Exercise data START

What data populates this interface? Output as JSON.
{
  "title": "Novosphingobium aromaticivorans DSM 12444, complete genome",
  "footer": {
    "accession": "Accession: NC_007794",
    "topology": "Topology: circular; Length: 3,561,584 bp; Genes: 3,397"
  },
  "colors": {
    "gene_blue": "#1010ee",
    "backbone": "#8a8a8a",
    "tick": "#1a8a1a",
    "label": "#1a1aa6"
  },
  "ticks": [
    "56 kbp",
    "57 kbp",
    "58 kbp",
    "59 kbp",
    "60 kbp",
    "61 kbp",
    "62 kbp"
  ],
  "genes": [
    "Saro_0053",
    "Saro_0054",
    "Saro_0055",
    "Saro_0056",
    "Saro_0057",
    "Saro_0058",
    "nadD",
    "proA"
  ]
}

Exercise data END
Exercise data START

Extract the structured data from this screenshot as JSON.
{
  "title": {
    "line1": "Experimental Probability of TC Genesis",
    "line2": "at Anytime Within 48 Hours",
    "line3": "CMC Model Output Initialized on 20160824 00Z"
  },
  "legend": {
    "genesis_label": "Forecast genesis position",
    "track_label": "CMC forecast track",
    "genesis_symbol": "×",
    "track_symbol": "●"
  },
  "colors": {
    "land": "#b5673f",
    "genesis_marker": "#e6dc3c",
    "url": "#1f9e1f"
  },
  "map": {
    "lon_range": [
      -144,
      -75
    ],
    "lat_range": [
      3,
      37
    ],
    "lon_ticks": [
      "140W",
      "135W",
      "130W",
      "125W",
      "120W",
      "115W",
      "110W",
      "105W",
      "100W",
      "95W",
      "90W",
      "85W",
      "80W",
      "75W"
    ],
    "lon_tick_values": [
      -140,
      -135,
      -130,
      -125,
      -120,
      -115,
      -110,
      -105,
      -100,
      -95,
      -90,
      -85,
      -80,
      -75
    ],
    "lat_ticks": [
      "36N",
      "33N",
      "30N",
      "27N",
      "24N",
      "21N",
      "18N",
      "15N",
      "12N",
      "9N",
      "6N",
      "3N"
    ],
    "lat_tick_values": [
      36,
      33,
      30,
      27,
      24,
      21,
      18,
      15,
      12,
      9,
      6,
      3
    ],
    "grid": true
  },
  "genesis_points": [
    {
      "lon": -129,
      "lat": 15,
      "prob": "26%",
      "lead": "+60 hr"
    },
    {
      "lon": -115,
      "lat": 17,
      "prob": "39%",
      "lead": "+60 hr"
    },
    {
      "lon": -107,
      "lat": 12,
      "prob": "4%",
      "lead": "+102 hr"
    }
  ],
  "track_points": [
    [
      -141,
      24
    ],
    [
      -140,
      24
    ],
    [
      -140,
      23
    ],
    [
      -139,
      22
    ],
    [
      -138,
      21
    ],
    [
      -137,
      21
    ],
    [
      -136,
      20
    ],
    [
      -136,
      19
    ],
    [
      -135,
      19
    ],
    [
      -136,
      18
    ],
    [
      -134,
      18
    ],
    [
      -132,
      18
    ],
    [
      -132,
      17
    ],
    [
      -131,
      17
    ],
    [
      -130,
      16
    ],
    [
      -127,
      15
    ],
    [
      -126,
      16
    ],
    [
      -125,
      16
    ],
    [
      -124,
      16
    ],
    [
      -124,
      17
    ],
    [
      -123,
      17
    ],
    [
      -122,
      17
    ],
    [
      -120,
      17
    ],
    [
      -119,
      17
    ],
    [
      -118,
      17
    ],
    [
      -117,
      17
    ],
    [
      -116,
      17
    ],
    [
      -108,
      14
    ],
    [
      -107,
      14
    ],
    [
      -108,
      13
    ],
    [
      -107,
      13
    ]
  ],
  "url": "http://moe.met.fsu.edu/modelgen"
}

Exercise data END
Exercise data START

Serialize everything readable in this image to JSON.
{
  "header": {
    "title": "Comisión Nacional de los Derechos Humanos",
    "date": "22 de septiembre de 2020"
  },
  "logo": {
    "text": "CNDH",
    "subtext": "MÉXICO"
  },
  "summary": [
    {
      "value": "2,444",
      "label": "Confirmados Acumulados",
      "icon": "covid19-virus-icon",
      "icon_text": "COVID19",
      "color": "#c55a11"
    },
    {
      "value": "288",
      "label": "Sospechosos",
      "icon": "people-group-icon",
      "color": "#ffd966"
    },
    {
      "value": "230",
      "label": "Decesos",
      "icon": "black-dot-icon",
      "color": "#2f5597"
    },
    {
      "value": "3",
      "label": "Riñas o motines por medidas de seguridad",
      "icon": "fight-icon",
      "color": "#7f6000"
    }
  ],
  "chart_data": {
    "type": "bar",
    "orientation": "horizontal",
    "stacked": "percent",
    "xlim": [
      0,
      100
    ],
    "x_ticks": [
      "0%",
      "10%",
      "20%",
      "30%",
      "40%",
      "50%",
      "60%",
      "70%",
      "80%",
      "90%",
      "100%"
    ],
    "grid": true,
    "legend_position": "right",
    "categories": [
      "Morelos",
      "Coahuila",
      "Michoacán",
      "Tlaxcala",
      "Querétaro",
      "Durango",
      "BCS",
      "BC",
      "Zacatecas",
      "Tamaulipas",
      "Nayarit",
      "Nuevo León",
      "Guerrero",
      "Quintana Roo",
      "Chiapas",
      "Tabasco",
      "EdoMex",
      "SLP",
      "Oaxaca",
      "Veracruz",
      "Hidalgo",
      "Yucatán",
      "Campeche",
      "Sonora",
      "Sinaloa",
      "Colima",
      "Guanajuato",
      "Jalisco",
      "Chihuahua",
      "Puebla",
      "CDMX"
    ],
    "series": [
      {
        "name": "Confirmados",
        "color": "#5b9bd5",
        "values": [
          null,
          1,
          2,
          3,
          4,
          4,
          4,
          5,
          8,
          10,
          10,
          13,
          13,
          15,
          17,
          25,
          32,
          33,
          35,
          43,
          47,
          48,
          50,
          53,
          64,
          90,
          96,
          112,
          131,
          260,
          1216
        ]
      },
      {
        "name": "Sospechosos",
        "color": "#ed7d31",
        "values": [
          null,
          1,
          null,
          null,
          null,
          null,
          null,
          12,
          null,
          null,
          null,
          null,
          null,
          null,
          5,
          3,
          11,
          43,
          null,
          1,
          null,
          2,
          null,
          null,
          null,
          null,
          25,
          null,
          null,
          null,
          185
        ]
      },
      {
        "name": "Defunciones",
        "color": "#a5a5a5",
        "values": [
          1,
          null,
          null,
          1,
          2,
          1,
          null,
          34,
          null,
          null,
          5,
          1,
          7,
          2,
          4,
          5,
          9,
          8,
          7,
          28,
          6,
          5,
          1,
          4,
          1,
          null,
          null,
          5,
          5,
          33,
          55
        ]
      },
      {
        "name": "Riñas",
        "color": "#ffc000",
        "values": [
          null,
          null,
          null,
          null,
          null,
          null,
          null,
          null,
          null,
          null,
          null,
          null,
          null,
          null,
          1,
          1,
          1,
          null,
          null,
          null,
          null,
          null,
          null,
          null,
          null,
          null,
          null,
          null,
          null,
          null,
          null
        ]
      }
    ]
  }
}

Exercise data END

Task goal: Lines with "Sospechosos" in the records above: copy every one of them.

Output of the task:
      "label": "Sospechosos",
        "name": "Sospechosos",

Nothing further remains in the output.